Stored data:
* * * * *

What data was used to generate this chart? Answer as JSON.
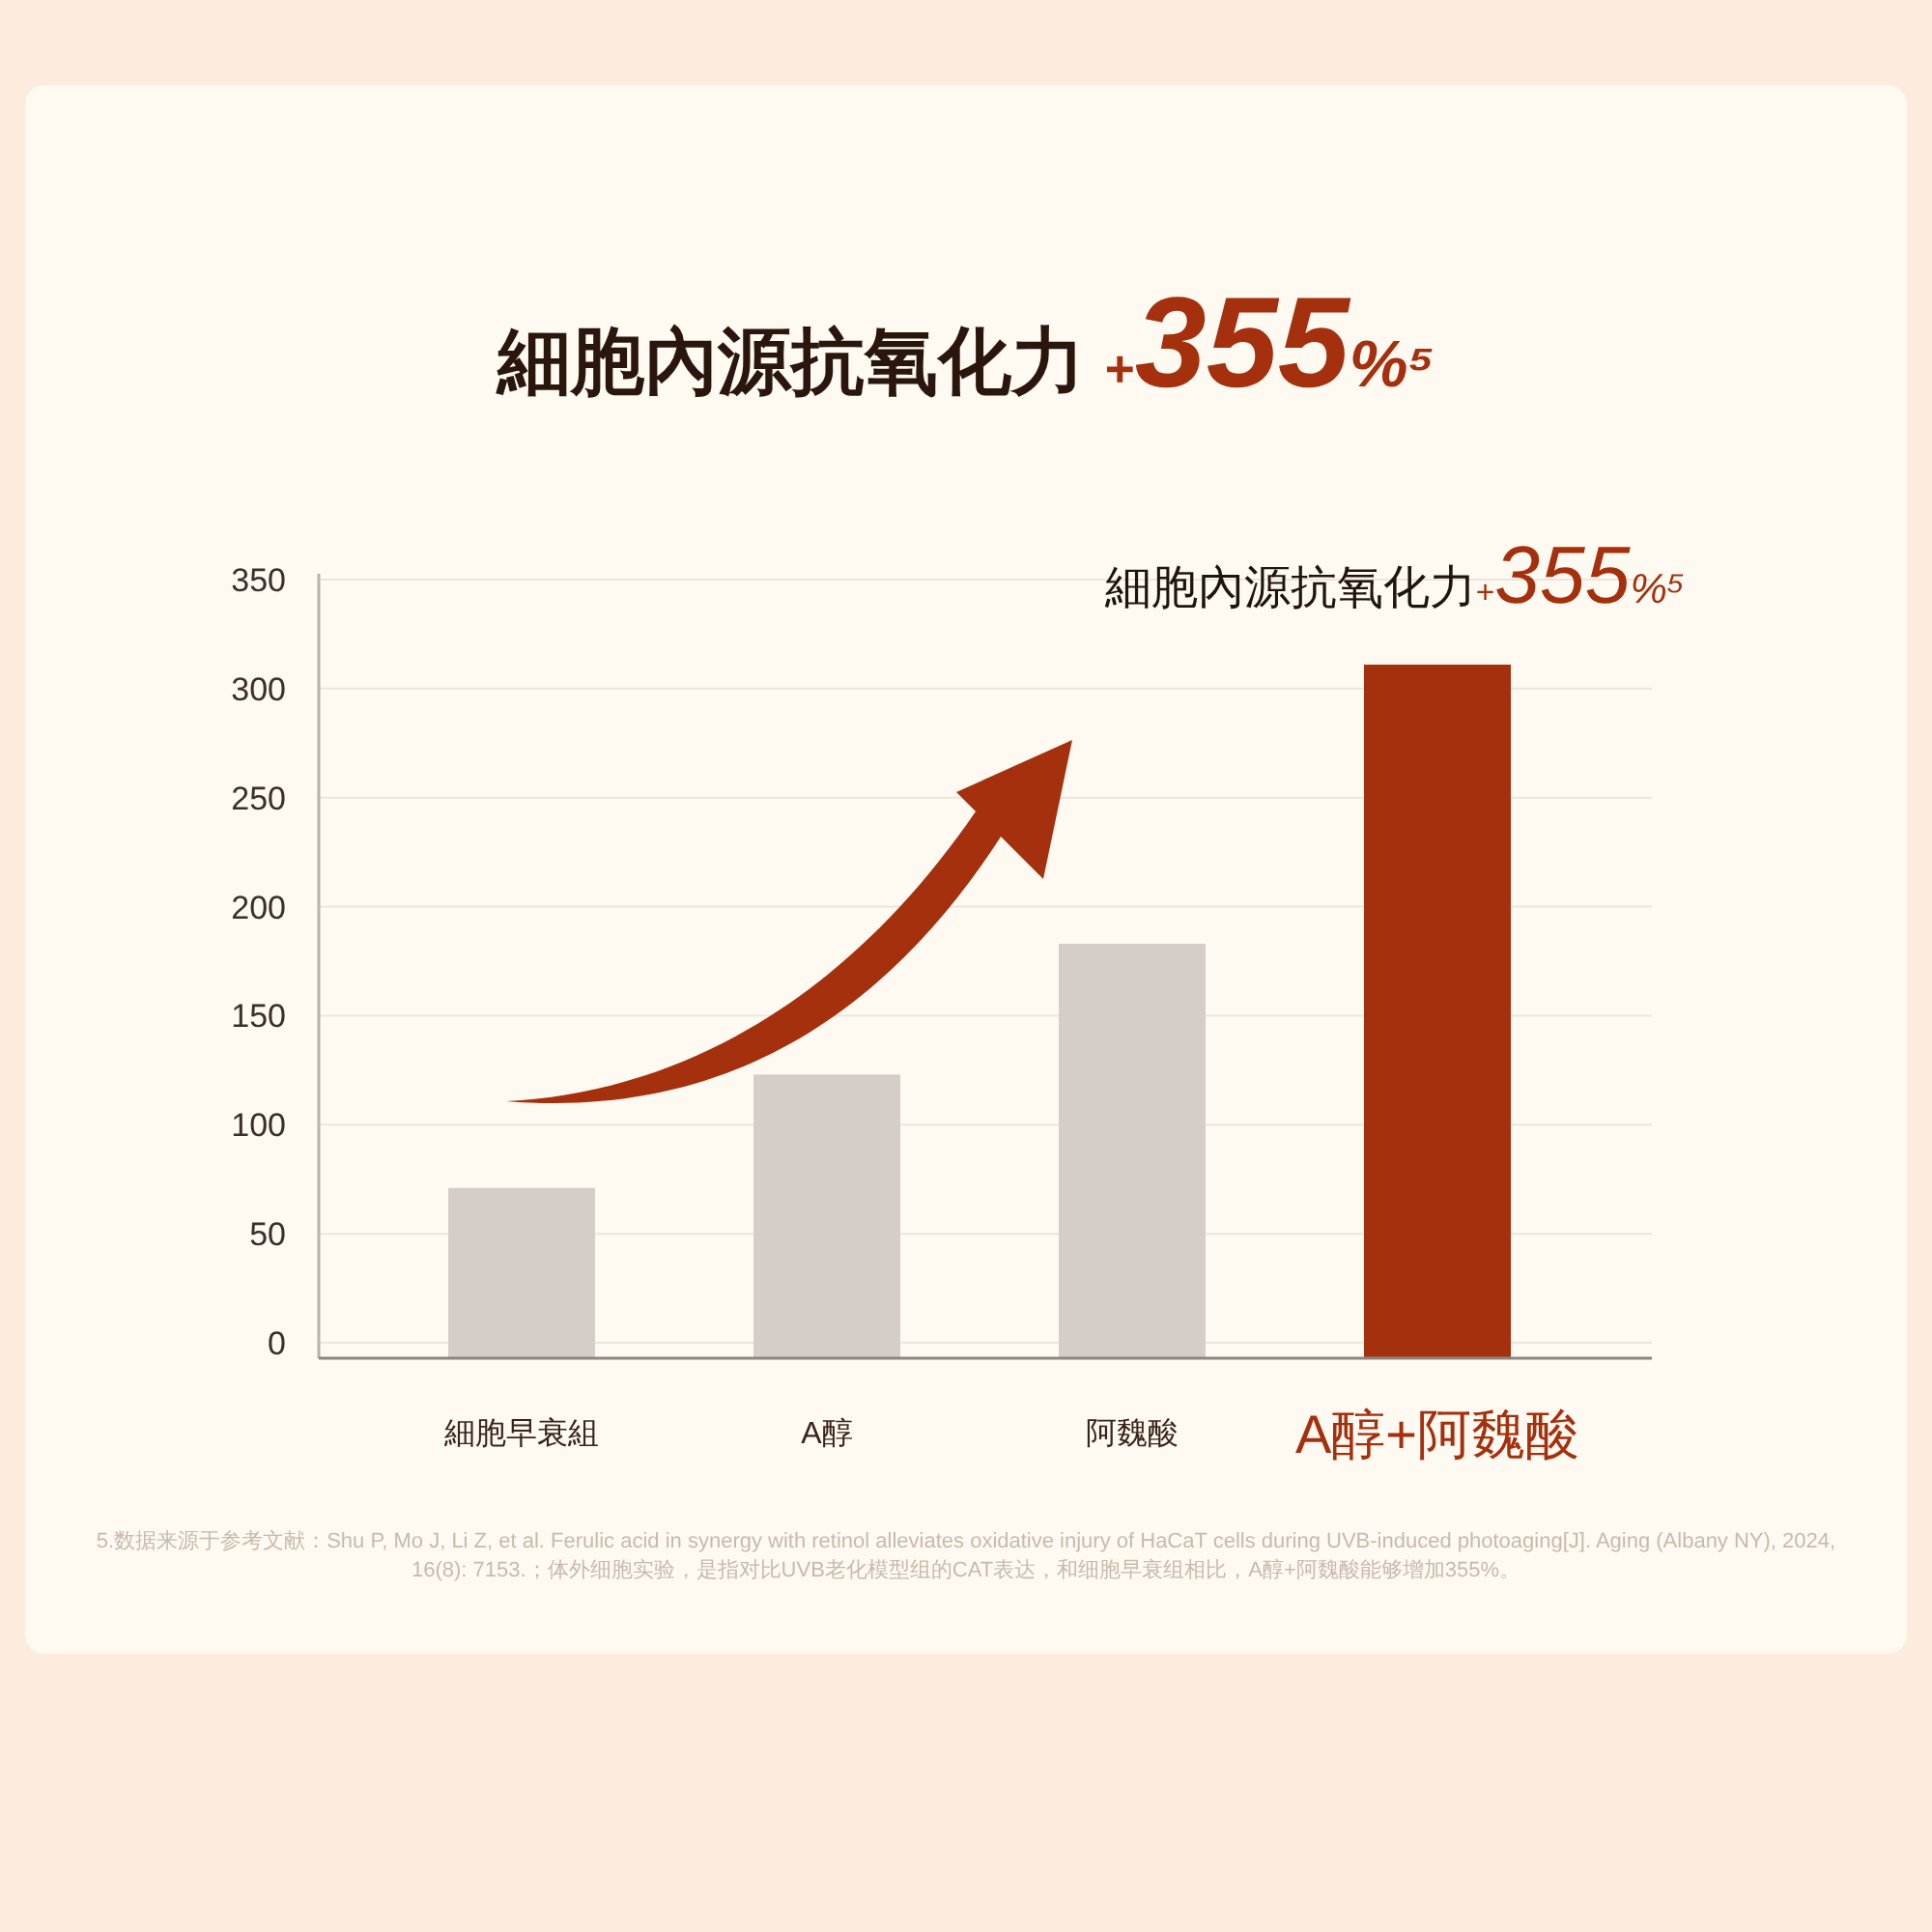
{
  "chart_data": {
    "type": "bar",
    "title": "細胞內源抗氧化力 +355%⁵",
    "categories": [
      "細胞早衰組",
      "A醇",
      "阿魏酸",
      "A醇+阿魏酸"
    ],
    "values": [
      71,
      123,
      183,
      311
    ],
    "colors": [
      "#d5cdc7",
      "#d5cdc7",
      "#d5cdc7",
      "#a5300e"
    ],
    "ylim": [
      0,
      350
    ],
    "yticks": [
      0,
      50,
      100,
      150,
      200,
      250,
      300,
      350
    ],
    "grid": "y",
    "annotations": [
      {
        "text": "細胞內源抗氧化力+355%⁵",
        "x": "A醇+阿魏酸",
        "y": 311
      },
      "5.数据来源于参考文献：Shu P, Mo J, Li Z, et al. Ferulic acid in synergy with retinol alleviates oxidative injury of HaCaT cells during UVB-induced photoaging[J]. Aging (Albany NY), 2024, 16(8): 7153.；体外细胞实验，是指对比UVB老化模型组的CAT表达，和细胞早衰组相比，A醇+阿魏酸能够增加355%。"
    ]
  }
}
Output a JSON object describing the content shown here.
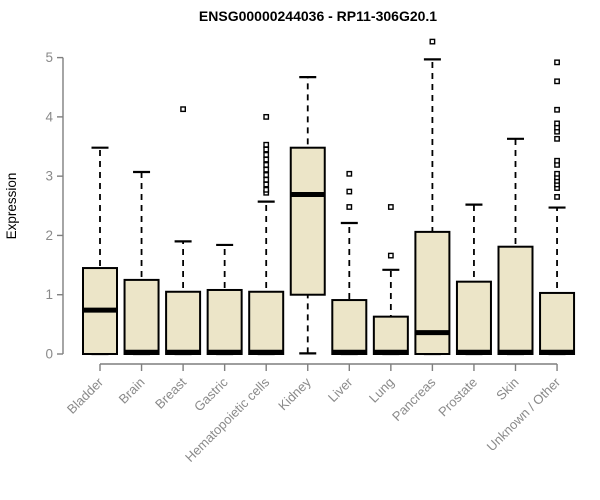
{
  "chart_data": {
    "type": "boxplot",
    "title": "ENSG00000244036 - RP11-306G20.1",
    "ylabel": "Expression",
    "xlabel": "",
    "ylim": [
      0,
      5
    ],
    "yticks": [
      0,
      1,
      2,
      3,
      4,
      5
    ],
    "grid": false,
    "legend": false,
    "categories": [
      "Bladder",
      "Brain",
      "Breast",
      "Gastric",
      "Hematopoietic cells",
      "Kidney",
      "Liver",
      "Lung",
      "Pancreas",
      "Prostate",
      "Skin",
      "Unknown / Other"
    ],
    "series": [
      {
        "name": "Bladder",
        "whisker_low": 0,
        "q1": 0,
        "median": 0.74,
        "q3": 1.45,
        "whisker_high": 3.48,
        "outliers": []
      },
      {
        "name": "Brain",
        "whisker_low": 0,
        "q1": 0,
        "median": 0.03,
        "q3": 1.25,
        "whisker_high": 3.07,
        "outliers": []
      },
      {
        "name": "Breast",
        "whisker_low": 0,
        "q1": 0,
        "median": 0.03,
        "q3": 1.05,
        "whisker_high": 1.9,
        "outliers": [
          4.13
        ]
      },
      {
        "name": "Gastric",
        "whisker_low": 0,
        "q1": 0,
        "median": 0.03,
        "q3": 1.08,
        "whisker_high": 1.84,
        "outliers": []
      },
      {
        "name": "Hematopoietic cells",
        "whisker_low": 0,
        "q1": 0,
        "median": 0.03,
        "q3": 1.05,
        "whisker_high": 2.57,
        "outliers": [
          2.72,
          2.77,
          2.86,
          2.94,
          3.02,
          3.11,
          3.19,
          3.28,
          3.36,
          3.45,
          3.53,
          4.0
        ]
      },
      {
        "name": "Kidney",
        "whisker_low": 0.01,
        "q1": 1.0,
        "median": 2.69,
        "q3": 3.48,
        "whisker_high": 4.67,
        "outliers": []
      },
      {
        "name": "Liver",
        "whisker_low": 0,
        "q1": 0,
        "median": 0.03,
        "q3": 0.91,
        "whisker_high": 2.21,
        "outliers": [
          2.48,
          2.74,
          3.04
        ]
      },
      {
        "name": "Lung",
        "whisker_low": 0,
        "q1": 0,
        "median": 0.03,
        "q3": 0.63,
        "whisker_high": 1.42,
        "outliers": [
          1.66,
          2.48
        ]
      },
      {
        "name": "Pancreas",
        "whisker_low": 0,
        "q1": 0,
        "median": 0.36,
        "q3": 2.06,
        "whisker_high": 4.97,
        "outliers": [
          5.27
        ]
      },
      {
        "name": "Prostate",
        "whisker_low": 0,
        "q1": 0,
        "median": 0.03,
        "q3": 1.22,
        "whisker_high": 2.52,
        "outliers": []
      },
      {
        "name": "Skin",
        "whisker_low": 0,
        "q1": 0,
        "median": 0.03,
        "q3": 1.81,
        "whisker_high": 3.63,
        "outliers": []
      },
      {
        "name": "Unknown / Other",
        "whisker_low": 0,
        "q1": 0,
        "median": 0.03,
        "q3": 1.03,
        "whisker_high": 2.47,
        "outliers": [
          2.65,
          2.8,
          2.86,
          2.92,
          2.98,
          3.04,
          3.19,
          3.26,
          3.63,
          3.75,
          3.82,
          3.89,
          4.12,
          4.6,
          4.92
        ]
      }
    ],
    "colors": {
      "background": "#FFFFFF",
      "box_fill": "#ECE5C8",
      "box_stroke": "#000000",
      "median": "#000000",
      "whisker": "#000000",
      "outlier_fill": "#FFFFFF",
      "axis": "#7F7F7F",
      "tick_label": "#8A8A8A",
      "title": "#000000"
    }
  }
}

* * * * *

What you have to do:
Above are the records; copy each line from them that includes the string "FFFFFF".

Exercise solution:
      "background": "#FFFFFF",
      "outlier_fill": "#FFFFFF",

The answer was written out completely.